■ TASK DATA ■

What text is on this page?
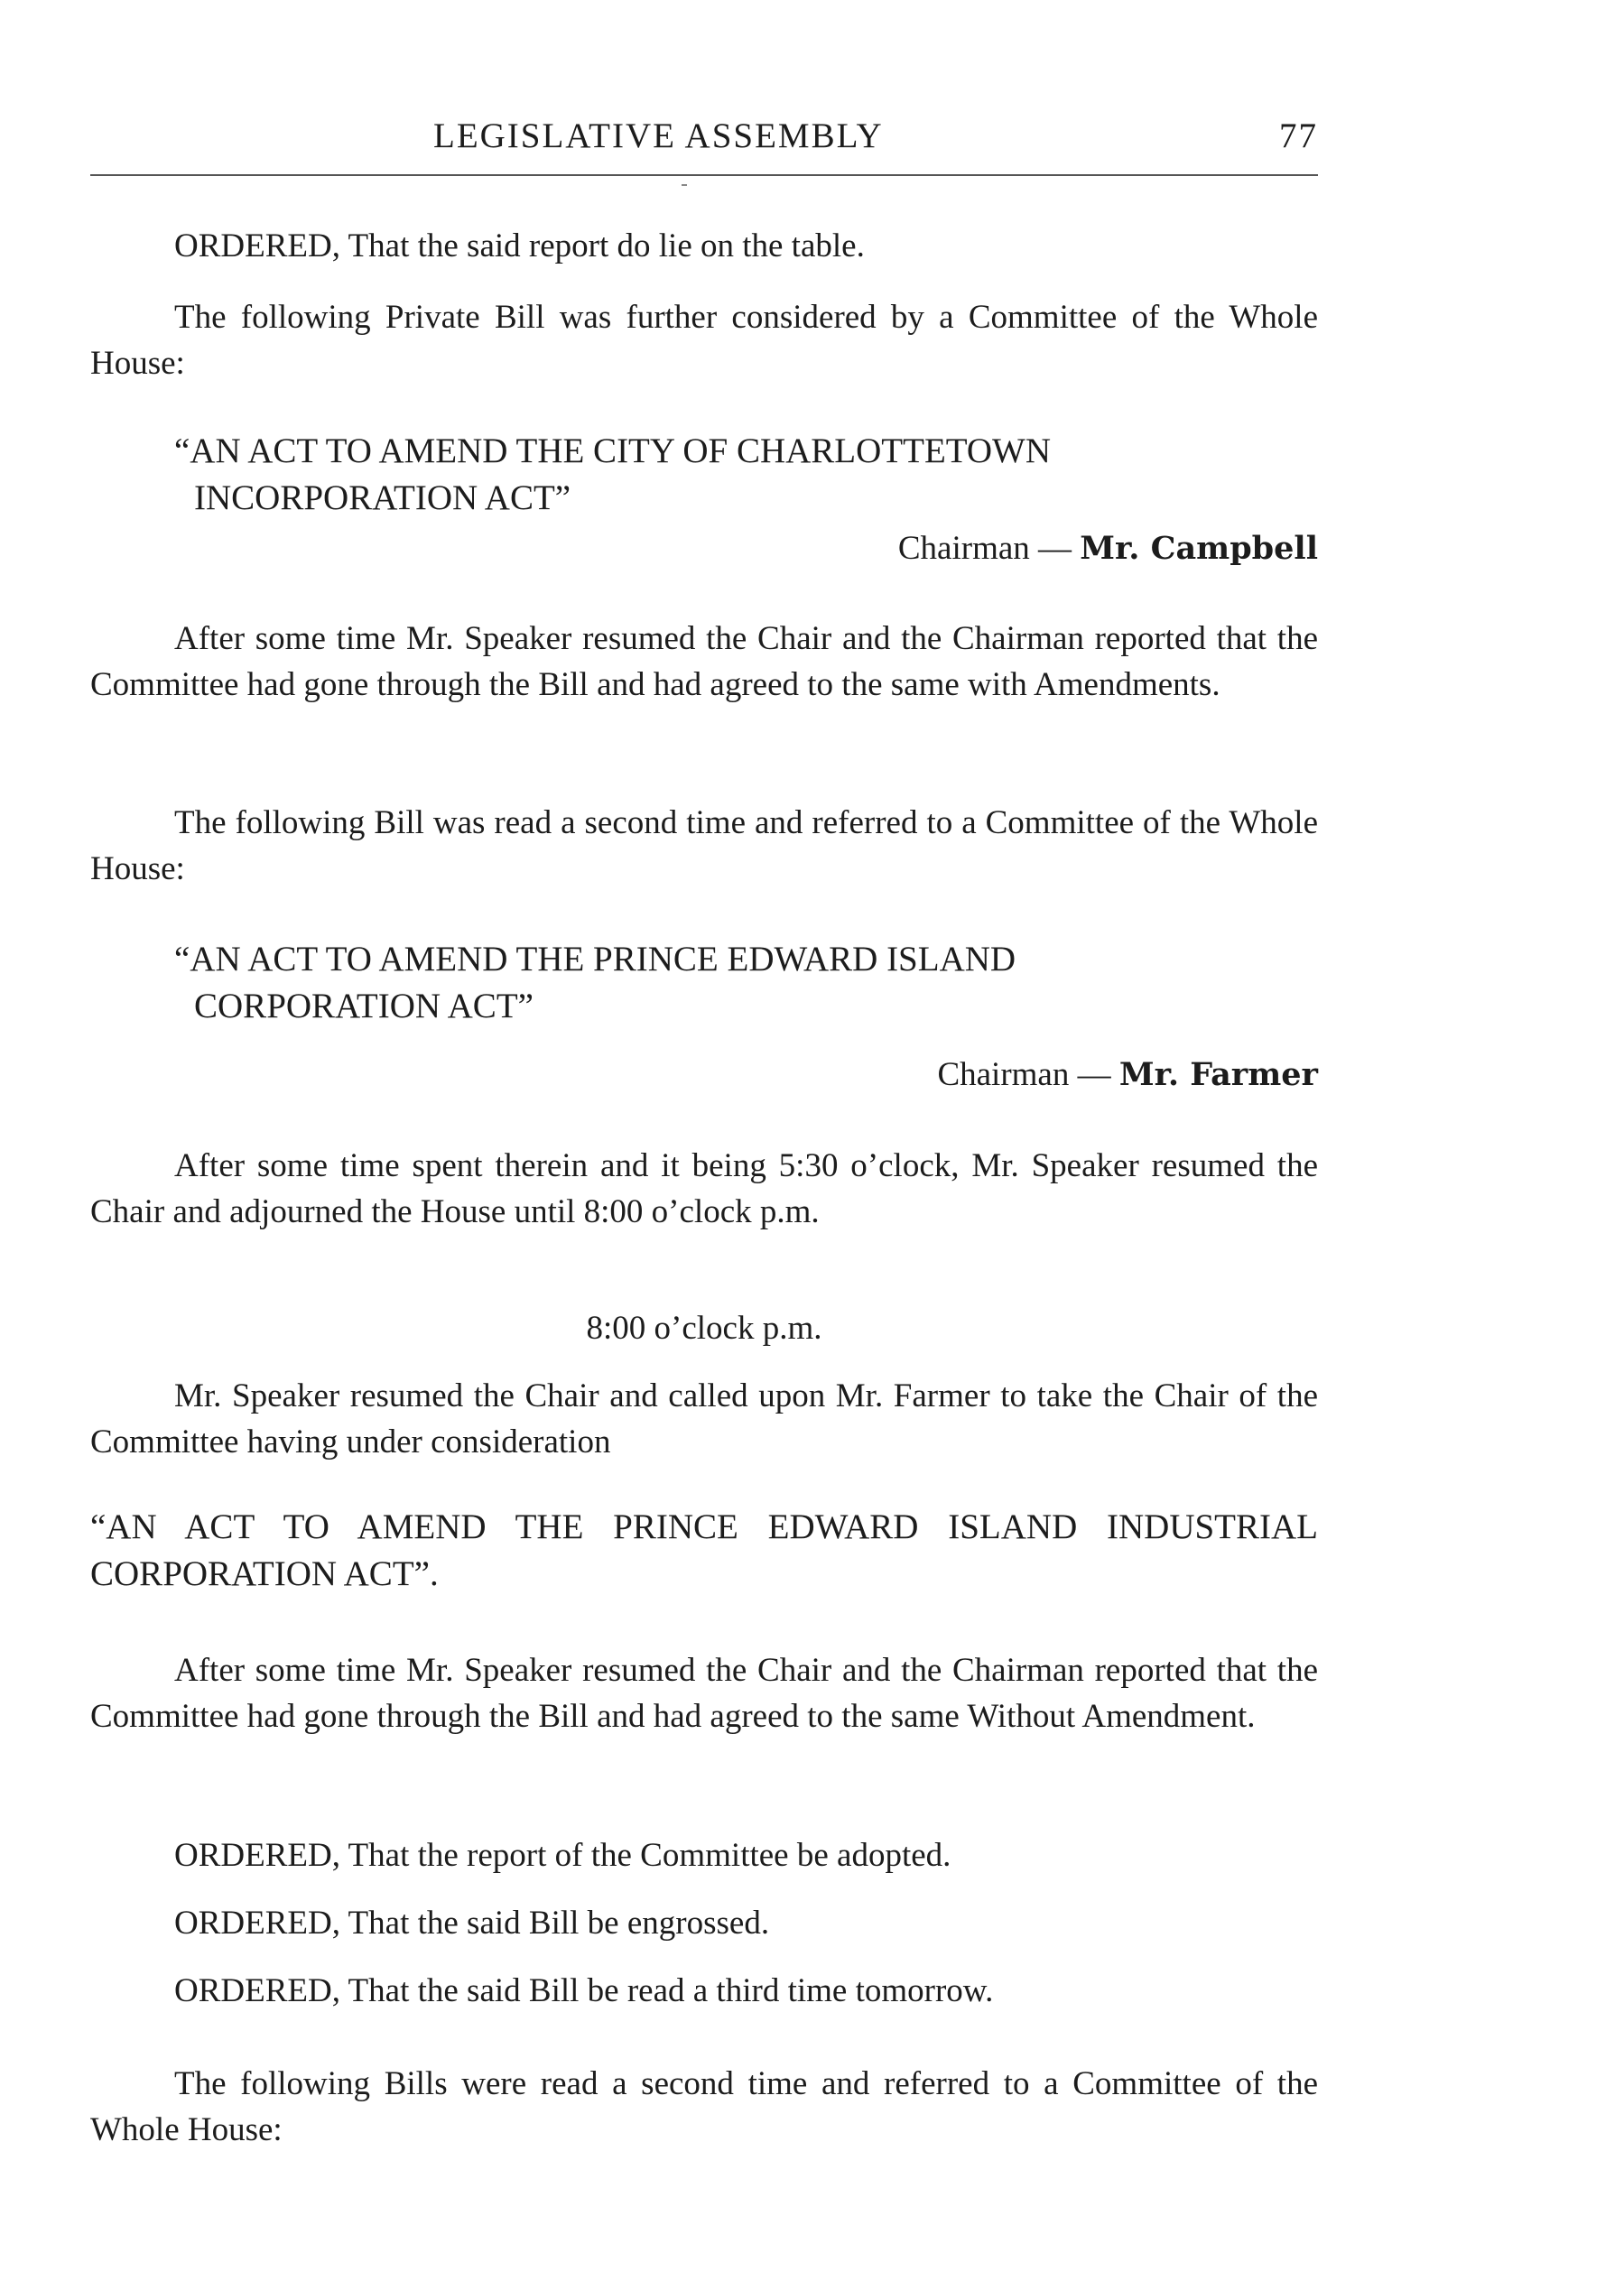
LEGISLATIVE ASSEMBLY	77
ORDERED, That the said report do lie on the table.
The following Private Bill was further considered by a Committee of the Whole House:
“AN ACT TO AMEND THE CITY OF CHARLOTTETOWN
INCORPORATION ACT”
Chairman — Mr. Campbell
After some time Mr. Speaker resumed the Chair and the Chairman reported that the Committee had gone through the Bill and had agreed to the same with Amendments.
The following Bill was read a second time and referred to a Committee of the Whole House:
“AN ACT TO AMEND THE PRINCE EDWARD ISLAND
CORPORATION ACT”
Chairman — Mr. Farmer
After some time spent therein and it being 5:30 o’clock, Mr. Speaker resumed the Chair and adjourned the House until 8:00 o’clock p.m.
8:00 o’clock p.m.
Mr. Speaker resumed the Chair and called upon Mr. Farmer to take the Chair of the Committee having under consideration
“AN ACT TO AMEND THE PRINCE EDWARD ISLAND INDUSTRIAL CORPORATION ACT”.
After some time Mr. Speaker resumed the Chair and the Chairman reported that the Committee had gone through the Bill and had agreed to the same Without Amendment.
ORDERED, That the report of the Committee be adopted.
ORDERED, That the said Bill be engrossed.
ORDERED, That the said Bill be read a third time tomorrow.
The following Bills were read a second time and referred to a Committee of the Whole House:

■ SET PROBLEM ■
Return every line of the preceding records in which the word "Committee" appears.

■ FINISHED TASK ■
The following Private Bill was further considered by a Committee of the Whole House:
After some time Mr. Speaker resumed the Chair and the Chairman reported that the Committee had gone through the Bill and had agreed to the same with Amendments.
The following Bill was read a second time and referred to a Committee of the Whole House:
Mr. Speaker resumed the Chair and called upon Mr. Farmer to take the Chair of the Committee having under consideration
After some time Mr. Speaker resumed the Chair and the Chairman reported that the Committee had gone through the Bill and had agreed to the same Without Amendment.
ORDERED, That the report of the Committee be adopted.
The following Bills were read a second time and referred to a Committee of the Whole House:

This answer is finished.